━━ Document segment

I would tend to disagree with you Thucydides.

As a quebecois francais myself, I am confident in saying that the majority of votes going to the BQ are centered around nationalist motives as well as language issues more than anything else. Many french Canadians feel they are not heard or simply do not associate with any of the other parties. The decrease in votes going to the BQ is coming mainly from a drop in nationalism as an issue of importance to french voters.

The change in votes might help the NDP, and like you said it makes sense considering the social left part of their platforms. However, being that most votes going to the Bloc are not due to a socialist platform, most voters will actually not change their votes from BQ to NDP. I would say votes would be split more between the Liberals and the Conservatives, with more going to the liberals being as we Quebecers tend to prefer center left to center right.

You can also look to provincial politics to confirm this. If you look at the provincial situation for the past 10 years, you will notice the PLQ (Liberal Party of Quebec) has been in power. The PLQ is a center right party and shares more similarity with the liberals and conservatives than the NDP.
 
I don't really want to vote for anyone. Plutocrats have corrupted our Democracy. Politicians now look to me like opportunists with all the credibility of used car salesmen. Bill Moyers said it better criticizing the biggest threat to the US Democracy.

http://www.youtube.com/watch?v=Za-TYGOE1O0

"The Gilded Age returned with a vengeance in our time. It slipped in quietly at first, back in the early 1980s, when Ronald Reagan began a "massive decades-long transfer of national wealth to the rich".

The trend continued under George W. Bush — those huge tax cuts for the rich, remember, which are now about to be extended because both parties have been bought off by the wealthy — and by 2007 the wealthiest 10 per cent of Americans were taking in 50 per cent of the national income. Today, a fraction of people at the top today earn more than the bottom 120 million Americans.

Over the past 30 years, with the complicity of Republicans and Democrats alike, the plutocrats, or plutonomists have used their vastly increased wealth to assure that government does their bidding."

━━━━

**Directive A:**
Name every person mentioned by name in the discussion of Quebec voting and plutocracy.
**Directive B:**
Write the next part of the discussion of Quebec voting and plutocracy, beginning after its final quoted sentence.
The entries further down have nothing to do with this.

━━ Given information

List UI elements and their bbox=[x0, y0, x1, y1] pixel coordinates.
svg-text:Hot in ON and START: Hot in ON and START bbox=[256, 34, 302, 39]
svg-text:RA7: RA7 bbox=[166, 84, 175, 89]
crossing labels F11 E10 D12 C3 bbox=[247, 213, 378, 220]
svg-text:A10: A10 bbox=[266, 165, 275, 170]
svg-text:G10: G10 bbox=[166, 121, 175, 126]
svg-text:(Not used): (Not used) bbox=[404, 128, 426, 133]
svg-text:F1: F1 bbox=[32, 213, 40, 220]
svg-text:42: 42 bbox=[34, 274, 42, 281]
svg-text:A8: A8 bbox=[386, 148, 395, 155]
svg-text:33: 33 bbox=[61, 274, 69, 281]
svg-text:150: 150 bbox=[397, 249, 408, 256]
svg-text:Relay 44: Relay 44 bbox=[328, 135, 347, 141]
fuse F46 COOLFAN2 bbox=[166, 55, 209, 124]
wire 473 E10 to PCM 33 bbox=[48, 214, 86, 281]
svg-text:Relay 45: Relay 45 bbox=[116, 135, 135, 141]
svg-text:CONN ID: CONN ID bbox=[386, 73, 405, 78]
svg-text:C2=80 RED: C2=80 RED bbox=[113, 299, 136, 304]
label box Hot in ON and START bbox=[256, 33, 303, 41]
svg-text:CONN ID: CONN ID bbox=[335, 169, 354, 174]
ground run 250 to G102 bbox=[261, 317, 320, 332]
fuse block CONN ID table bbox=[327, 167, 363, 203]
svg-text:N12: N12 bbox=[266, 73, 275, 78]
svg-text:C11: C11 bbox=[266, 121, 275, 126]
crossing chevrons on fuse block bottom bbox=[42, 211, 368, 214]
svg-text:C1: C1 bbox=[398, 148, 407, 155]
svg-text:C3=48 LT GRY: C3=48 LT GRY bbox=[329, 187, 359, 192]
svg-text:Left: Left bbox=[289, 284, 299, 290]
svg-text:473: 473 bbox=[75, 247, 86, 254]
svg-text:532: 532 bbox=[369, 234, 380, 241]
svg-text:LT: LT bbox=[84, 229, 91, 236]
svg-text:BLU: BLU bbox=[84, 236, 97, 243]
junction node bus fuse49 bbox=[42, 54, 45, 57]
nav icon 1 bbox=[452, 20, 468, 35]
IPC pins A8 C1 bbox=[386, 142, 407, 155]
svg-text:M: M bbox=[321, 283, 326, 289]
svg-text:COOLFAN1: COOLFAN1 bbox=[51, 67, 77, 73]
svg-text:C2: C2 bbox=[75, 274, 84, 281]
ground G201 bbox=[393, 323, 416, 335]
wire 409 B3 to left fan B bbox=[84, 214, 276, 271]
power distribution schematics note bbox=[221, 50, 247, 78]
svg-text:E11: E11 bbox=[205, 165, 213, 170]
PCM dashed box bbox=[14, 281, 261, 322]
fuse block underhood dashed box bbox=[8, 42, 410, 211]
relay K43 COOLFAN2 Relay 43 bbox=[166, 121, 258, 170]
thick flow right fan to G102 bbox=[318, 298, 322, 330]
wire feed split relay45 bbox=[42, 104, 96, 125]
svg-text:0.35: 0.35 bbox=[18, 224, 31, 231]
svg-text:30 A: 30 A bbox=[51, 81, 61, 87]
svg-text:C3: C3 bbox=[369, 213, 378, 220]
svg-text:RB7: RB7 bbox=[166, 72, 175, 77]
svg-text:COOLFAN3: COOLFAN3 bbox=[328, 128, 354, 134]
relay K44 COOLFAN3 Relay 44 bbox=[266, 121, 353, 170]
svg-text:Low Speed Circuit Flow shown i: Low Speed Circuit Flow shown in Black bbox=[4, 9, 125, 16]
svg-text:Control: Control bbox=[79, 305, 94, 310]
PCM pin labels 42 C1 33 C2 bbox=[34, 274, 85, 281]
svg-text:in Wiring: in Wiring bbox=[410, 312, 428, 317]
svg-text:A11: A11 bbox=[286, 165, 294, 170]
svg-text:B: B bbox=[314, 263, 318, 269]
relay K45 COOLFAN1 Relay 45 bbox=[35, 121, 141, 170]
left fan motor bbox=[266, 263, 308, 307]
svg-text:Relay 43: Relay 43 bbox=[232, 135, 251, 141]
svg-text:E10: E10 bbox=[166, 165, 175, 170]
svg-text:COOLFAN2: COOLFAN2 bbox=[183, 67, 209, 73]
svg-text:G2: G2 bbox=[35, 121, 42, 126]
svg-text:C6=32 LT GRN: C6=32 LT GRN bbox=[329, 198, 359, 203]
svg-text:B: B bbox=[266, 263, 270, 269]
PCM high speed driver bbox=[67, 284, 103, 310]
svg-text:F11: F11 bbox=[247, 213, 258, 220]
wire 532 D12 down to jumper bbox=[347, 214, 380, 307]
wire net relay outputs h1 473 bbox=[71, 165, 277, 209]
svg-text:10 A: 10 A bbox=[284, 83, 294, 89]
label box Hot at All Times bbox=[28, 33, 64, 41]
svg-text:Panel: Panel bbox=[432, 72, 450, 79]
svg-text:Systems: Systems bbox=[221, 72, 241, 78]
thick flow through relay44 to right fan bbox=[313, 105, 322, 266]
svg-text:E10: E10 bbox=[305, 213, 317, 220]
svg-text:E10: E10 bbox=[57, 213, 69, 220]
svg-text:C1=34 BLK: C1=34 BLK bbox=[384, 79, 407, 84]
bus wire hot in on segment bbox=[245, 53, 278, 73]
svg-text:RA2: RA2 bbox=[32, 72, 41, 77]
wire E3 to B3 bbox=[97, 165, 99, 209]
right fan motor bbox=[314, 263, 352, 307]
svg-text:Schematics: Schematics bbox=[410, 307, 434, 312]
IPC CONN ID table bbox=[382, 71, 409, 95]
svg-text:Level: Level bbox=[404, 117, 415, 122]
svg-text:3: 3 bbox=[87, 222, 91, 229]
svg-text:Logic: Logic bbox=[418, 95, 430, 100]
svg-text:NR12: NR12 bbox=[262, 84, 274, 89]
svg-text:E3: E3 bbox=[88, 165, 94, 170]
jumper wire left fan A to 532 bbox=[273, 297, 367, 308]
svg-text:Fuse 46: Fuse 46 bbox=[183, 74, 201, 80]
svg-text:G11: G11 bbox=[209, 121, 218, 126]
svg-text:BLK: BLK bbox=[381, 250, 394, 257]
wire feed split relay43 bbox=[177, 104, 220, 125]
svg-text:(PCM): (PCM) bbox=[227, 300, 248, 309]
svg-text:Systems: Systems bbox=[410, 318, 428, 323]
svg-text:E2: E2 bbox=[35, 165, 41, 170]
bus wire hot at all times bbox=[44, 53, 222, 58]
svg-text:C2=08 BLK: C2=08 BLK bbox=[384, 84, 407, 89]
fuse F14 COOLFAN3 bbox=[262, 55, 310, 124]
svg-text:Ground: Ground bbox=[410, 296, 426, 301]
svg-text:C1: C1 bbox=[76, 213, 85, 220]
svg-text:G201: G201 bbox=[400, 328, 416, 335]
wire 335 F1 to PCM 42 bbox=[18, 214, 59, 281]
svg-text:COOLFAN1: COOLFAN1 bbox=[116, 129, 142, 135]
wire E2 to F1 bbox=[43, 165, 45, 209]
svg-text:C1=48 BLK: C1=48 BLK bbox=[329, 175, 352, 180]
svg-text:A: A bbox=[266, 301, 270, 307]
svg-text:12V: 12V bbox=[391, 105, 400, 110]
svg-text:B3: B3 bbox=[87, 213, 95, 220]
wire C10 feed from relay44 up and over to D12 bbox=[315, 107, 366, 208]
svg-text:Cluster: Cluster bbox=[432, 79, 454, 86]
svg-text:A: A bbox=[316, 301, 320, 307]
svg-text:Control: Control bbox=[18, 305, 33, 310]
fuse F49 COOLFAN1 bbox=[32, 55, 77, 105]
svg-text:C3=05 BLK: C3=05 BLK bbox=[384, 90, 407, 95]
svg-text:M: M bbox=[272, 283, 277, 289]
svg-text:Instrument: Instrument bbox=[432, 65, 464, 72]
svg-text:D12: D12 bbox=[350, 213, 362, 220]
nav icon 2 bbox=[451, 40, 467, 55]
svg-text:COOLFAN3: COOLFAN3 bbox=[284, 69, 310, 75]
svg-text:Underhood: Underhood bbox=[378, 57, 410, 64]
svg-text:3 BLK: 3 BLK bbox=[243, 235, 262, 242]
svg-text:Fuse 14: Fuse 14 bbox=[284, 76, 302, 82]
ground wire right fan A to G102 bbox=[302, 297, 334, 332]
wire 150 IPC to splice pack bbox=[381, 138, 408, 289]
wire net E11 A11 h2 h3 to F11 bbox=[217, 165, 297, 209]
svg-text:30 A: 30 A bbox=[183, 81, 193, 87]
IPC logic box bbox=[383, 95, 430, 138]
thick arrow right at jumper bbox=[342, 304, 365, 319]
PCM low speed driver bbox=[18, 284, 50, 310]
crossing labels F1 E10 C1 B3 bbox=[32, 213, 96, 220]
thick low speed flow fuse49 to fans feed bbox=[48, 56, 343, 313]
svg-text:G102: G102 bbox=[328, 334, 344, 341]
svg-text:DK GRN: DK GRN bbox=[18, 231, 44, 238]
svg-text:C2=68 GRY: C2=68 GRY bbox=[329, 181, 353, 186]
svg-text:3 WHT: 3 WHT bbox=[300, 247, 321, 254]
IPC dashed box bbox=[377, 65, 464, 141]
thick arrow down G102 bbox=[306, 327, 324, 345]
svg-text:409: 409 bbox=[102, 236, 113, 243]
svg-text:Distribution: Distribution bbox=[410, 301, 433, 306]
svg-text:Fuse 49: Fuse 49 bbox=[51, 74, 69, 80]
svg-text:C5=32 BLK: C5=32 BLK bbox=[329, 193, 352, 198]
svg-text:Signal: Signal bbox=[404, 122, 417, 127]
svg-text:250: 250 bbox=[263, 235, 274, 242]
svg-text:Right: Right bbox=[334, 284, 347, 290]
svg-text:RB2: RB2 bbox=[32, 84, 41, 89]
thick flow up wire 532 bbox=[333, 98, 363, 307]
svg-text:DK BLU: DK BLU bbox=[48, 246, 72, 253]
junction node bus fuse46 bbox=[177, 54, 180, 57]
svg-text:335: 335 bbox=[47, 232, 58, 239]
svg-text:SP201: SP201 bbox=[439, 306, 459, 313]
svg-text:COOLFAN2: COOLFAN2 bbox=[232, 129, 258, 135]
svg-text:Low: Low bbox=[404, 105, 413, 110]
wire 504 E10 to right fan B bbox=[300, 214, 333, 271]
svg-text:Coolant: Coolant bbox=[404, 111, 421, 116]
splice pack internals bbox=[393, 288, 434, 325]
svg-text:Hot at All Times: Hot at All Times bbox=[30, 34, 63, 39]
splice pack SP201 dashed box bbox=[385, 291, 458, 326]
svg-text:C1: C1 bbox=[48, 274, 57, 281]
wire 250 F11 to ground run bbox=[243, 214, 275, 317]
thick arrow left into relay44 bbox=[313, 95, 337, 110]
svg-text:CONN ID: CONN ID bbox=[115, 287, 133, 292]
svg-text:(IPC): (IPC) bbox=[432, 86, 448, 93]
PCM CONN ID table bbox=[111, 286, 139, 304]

━━━━
━━ Given information

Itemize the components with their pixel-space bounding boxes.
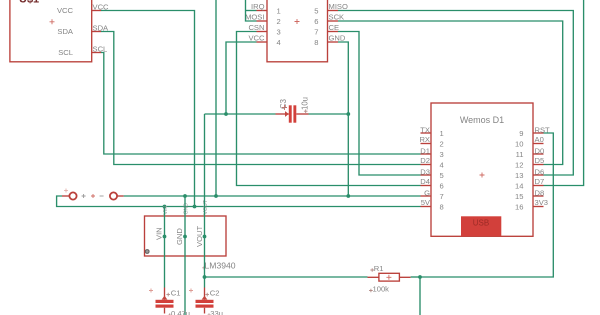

━━━━

**Exercise answer A:**
Thucydides, Bill Moyers, Ronald Reagan, George W. Bush

**Exercise answer B:**
"Everyone knows millions of Americans are in trouble. As Robert Reich recently summed it the state of working people: they have lost their jobs, their homes, and their savings.

Their grown children have moved back in with them. Their state and local taxes are rising. Teachers and firefighters are being laid off. The roads and bridges they count on are crumbling, pipelines are leaking, schools are dilapidated, and public libraries are being shut.

Why isn't government working for them? Because it has been bought off. It is as simple as that. And until we get clean money we are not going to get clean elections, and until we get clean elections, you can kiss goodbye government of, by, and for the people. Welcome to the plutocracy."
 
When rates are examined there had been a general downward trend in tax rates from 91% in 1963 to 35% today.  Democrats led it off with a 14% drop in 1964.  While the big drops since then have been initiated by Republicans there appears to be no great philosophical gulf that is remedied with the Democrats massively hiking taxes while in power.  The evil 3.6% Bush tax cuts are pretty insignificant compared to an overall 56% cut since 1964.

http://www.taxpolicycenter.org/taxfacts/displayafact.cfm?Docid=213

I look at lower tax rates as economic stimulus, undertaken to maintain competition with the rest of the world. 
 
Here, reproduced under the Fair Dealing provisions (§29) of the Copyright Act from the Globe and Mail is the Jeffrey Simpson wishin’ and hopin’ that something, anything will happen to boost his hero his only viable alternative to the ‘evil,’ hated Harper:

http://www.theglobeandmail.com/news/opinions/opinion/the-election-aint-over-till-the-voters-sing/article1977464/
The election ain’t over till the voters sing

JEFFREY SIMPSON

From Saturday's Globe and Mail
Published Saturday, Apr. 09, 2011

If a shift in public opinion occurs in an election, it happens in the second half of the campaign. So no one should read significance into the fact that the polls haven’t moved much. Maybe they never will. If they do move, it won’t start happening until about a week from now.

Shifts – if they occur – take place after the televised debates, assuming a leader made a strong positive or negative impression. Late in the campaign, undecided voters make up their minds.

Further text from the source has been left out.